▸ **EXERCISE PROMPT**
Would you transcribe the listing that follows, character for character, and omit its images?

== THE RECORDS

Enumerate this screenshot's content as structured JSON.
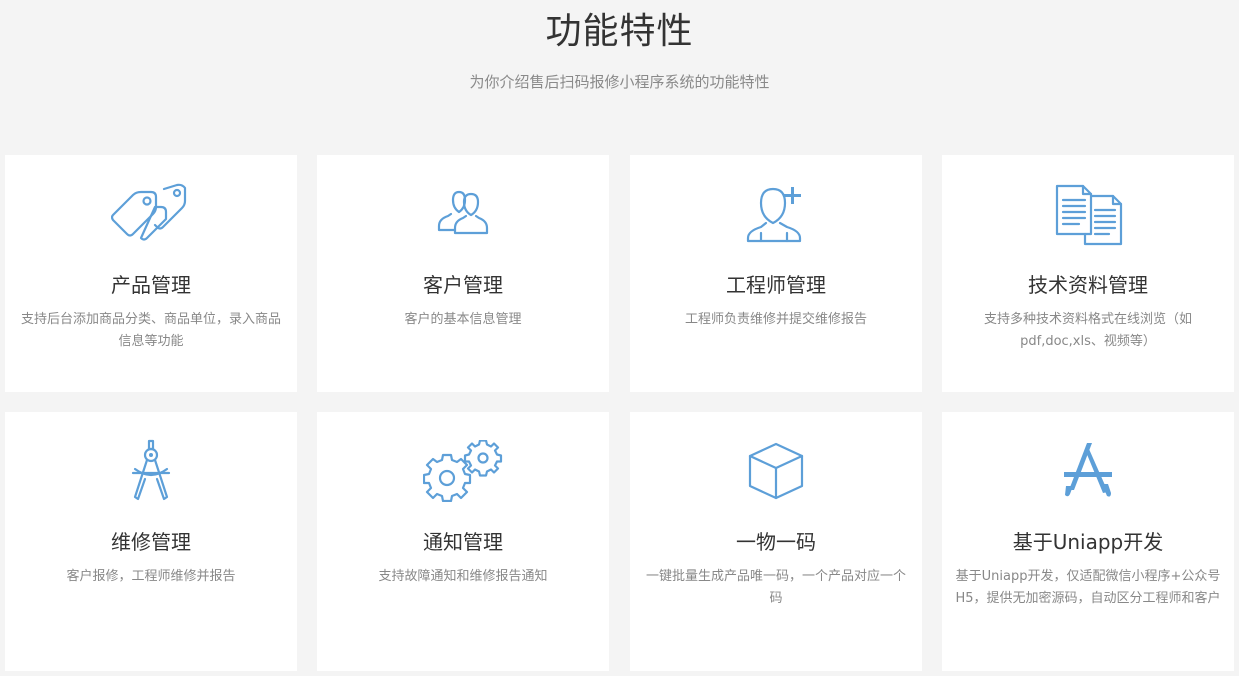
{
  "header": {
    "title": "功能特性",
    "subtitle": "为你介绍售后扫码报修小程序系统的功能特性"
  },
  "accent_color": "#5d9fd8",
  "features": [
    {
      "icon": "price-tags-icon",
      "title": "产品管理",
      "desc": "支持后台添加商品分类、商品单位，录入商品信息等功能"
    },
    {
      "icon": "users-icon",
      "title": "客户管理",
      "desc": "客户的基本信息管理"
    },
    {
      "icon": "add-user-icon",
      "title": "工程师管理",
      "desc": "工程师负责维修并提交维修报告"
    },
    {
      "icon": "documents-icon",
      "title": "技术资料管理",
      "desc": "支持多种技术资料格式在线浏览（如pdf,doc,xls、视频等）"
    },
    {
      "icon": "compass-icon",
      "title": "维修管理",
      "desc": "客户报修，工程师维修并报告"
    },
    {
      "icon": "gears-icon",
      "title": "通知管理",
      "desc": "支持故障通知和维修报告通知"
    },
    {
      "icon": "cube-icon",
      "title": "一物一码",
      "desc": "一键批量生成产品唯一码，一个产品对应一个码"
    },
    {
      "icon": "app-store-icon",
      "title": "基于Uniapp开发",
      "desc": "基于Uniapp开发，仅适配微信小程序+公众号H5，提供无加密源码，自动区分工程师和客户"
    }
  ]
}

====

▸ **REPLY TO THE EXERCISE**
Enumerate this screenshot's content as structured JSON.
{
  "header": {
    "title": "功能特性",
    "subtitle": "为你介绍售后扫码报修小程序系统的功能特性"
  },
  "accent_color": "#5d9fd8",
  "features": [
    {
      "icon": "price-tags-icon",
      "title": "产品管理",
      "desc": "支持后台添加商品分类、商品单位，录入商品信息等功能"
    },
    {
      "icon": "users-icon",
      "title": "客户管理",
      "desc": "客户的基本信息管理"
    },
    {
      "icon": "add-user-icon",
      "title": "工程师管理",
      "desc": "工程师负责维修并提交维修报告"
    },
    {
      "icon": "documents-icon",
      "title": "技术资料管理",
      "desc": "支持多种技术资料格式在线浏览（如pdf,doc,xls、视频等）"
    },
    {
      "icon": "compass-icon",
      "title": "维修管理",
      "desc": "客户报修，工程师维修并报告"
    },
    {
      "icon": "gears-icon",
      "title": "通知管理",
      "desc": "支持故障通知和维修报告通知"
    },
    {
      "icon": "cube-icon",
      "title": "一物一码",
      "desc": "一键批量生成产品唯一码，一个产品对应一个码"
    },
    {
      "icon": "app-store-icon",
      "title": "基于Uniapp开发",
      "desc": "基于Uniapp开发，仅适配微信小程序+公众号H5，提供无加密源码，自动区分工程师和客户"
    }
  ]
}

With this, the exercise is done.